### What you are asked to do
In the data below, find each line containing the string "title" and return it.
------
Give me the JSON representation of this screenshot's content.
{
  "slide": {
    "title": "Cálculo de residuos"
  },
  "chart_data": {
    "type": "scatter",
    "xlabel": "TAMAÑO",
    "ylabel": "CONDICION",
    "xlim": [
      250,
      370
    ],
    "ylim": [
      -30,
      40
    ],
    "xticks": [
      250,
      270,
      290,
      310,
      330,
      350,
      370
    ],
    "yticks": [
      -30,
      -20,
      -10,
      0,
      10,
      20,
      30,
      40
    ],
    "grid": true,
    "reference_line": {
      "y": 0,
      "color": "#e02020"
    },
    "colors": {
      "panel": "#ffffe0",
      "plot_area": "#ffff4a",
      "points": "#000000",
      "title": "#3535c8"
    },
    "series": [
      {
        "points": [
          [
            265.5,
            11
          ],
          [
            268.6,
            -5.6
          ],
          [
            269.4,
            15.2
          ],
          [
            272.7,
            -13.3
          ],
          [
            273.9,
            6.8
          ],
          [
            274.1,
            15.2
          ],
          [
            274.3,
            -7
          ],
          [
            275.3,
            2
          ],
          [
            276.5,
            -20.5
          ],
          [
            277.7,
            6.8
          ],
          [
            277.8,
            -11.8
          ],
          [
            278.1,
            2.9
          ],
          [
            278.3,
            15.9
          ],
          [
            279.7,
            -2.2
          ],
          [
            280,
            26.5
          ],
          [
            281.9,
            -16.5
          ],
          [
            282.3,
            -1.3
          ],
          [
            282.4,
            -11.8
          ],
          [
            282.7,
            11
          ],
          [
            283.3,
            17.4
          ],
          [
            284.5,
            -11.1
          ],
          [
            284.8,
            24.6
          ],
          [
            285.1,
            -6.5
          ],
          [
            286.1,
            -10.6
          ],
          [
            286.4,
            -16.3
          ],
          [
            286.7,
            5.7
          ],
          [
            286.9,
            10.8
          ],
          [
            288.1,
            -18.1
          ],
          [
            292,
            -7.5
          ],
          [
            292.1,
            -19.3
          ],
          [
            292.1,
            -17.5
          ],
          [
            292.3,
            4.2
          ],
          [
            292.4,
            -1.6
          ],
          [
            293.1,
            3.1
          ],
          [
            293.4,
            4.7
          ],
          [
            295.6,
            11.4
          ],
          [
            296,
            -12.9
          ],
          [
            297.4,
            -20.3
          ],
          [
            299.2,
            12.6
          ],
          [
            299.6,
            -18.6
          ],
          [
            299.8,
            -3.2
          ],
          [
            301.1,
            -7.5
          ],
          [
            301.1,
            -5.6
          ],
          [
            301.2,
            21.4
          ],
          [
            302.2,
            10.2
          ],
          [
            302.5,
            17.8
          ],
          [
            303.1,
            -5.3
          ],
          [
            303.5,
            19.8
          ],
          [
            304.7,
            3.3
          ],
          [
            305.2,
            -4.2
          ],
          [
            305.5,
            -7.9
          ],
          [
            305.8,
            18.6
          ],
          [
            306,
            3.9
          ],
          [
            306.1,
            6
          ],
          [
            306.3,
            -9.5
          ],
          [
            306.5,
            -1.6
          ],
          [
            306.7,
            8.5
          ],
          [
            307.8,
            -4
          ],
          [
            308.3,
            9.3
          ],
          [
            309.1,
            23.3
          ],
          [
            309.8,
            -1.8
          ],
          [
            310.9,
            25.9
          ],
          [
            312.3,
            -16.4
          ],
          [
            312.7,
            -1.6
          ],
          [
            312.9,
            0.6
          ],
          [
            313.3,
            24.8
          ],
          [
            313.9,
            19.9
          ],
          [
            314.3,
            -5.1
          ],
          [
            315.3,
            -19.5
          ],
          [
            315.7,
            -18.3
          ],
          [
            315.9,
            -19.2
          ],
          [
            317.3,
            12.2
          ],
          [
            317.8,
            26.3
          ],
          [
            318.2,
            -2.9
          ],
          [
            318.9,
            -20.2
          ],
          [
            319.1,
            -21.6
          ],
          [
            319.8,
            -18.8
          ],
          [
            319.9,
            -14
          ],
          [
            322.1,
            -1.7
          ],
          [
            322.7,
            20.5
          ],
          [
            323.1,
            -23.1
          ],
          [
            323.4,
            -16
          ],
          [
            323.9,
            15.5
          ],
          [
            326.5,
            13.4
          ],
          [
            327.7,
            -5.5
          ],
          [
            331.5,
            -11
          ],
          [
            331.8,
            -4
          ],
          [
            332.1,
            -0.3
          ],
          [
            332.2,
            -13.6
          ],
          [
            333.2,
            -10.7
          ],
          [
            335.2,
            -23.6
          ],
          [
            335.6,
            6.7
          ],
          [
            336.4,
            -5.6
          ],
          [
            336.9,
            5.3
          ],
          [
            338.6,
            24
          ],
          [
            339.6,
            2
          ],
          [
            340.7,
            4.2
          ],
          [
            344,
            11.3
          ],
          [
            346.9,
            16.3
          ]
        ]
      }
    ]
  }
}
------
### The output
    "title": "Cálculo de residuos"
      "title": "#3535c8"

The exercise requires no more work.